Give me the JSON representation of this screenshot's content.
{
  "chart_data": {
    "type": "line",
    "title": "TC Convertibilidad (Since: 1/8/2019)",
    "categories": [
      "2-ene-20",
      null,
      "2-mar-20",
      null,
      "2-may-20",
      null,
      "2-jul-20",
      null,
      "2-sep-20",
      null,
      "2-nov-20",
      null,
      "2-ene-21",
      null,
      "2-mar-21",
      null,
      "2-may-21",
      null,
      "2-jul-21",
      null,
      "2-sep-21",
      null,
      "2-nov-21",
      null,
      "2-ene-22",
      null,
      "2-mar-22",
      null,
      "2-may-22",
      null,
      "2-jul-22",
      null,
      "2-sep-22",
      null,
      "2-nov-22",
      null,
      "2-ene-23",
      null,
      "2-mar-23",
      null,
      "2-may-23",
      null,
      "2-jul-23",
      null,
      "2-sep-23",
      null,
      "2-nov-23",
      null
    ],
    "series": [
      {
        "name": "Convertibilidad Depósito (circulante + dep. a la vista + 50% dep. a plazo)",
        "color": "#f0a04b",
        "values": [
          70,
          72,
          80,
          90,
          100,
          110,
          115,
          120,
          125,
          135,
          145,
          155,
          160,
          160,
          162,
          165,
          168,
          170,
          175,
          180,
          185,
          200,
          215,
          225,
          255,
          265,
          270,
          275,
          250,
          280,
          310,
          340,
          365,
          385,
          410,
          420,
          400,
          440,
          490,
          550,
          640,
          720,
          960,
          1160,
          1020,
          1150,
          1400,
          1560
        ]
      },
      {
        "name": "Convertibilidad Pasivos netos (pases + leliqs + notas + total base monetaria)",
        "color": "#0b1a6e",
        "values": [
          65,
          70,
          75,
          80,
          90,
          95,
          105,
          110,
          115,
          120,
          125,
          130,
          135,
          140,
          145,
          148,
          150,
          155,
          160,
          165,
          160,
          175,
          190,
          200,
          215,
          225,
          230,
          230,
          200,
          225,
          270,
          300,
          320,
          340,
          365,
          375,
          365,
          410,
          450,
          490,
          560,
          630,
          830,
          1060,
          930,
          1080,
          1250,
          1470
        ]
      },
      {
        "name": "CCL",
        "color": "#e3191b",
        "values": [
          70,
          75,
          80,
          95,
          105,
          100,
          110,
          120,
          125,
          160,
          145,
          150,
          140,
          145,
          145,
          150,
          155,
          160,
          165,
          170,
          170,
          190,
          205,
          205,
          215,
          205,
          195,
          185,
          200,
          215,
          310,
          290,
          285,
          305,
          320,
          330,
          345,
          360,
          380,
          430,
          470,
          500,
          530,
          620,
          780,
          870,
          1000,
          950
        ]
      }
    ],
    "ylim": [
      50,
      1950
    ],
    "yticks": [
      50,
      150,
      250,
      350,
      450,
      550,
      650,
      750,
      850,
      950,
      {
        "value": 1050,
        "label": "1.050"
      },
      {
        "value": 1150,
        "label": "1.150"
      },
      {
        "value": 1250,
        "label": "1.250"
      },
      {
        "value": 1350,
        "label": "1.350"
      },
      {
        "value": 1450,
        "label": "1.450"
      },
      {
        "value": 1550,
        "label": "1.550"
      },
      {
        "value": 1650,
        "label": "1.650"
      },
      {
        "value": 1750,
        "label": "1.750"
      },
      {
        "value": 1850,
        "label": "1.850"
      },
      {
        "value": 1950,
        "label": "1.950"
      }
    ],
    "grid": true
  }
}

┄┄┄┄┄┄

THE PROBLEM
Each record above should be returned exactly as it appears.

FULL RESPONSE
Give me the JSON representation of this screenshot's content.
{
  "chart_data": {
    "type": "line",
    "title": "TC Convertibilidad (Since: 1/8/2019)",
    "categories": [
      "2-ene-20",
      null,
      "2-mar-20",
      null,
      "2-may-20",
      null,
      "2-jul-20",
      null,
      "2-sep-20",
      null,
      "2-nov-20",
      null,
      "2-ene-21",
      null,
      "2-mar-21",
      null,
      "2-may-21",
      null,
      "2-jul-21",
      null,
      "2-sep-21",
      null,
      "2-nov-21",
      null,
      "2-ene-22",
      null,
      "2-mar-22",
      null,
      "2-may-22",
      null,
      "2-jul-22",
      null,
      "2-sep-22",
      null,
      "2-nov-22",
      null,
      "2-ene-23",
      null,
      "2-mar-23",
      null,
      "2-may-23",
      null,
      "2-jul-23",
      null,
      "2-sep-23",
      null,
      "2-nov-23",
      null
    ],
    "series": [
      {
        "name": "Convertibilidad Depósito (circulante + dep. a la vista + 50% dep. a plazo)",
        "color": "#f0a04b",
        "values": [
          70,
          72,
          80,
          90,
          100,
          110,
          115,
          120,
          125,
          135,
          145,
          155,
          160,
          160,
          162,
          165,
          168,
          170,
          175,
          180,
          185,
          200,
          215,
          225,
          255,
          265,
          270,
          275,
          250,
          280,
          310,
          340,
          365,
          385,
          410,
          420,
          400,
          440,
          490,
          550,
          640,
          720,
          960,
          1160,
          1020,
          1150,
          1400,
          1560
        ]
      },
      {
        "name": "Convertibilidad Pasivos netos (pases + leliqs + notas + total base monetaria)",
        "color": "#0b1a6e",
        "values": [
          65,
          70,
          75,
          80,
          90,
          95,
          105,
          110,
          115,
          120,
          125,
          130,
          135,
          140,
          145,
          148,
          150,
          155,
          160,
          165,
          160,
          175,
          190,
          200,
          215,
          225,
          230,
          230,
          200,
          225,
          270,
          300,
          320,
          340,
          365,
          375,
          365,
          410,
          450,
          490,
          560,
          630,
          830,
          1060,
          930,
          1080,
          1250,
          1470
        ]
      },
      {
        "name": "CCL",
        "color": "#e3191b",
        "values": [
          70,
          75,
          80,
          95,
          105,
          100,
          110,
          120,
          125,
          160,
          145,
          150,
          140,
          145,
          145,
          150,
          155,
          160,
          165,
          170,
          170,
          190,
          205,
          205,
          215,
          205,
          195,
          185,
          200,
          215,
          310,
          290,
          285,
          305,
          320,
          330,
          345,
          360,
          380,
          430,
          470,
          500,
          530,
          620,
          780,
          870,
          1000,
          950
        ]
      }
    ],
    "ylim": [
      50,
      1950
    ],
    "yticks": [
      50,
      150,
      250,
      350,
      450,
      550,
      650,
      750,
      850,
      950,
      {
        "value": 1050,
        "label": "1.050"
      },
      {
        "value": 1150,
        "label": "1.150"
      },
      {
        "value": 1250,
        "label": "1.250"
      },
      {
        "value": 1350,
        "label": "1.350"
      },
      {
        "value": 1450,
        "label": "1.450"
      },
      {
        "value": 1550,
        "label": "1.550"
      },
      {
        "value": 1650,
        "label": "1.650"
      },
      {
        "value": 1750,
        "label": "1.750"
      },
      {
        "value": 1850,
        "label": "1.850"
      },
      {
        "value": 1950,
        "label": "1.950"
      }
    ],
    "grid": true
  }
}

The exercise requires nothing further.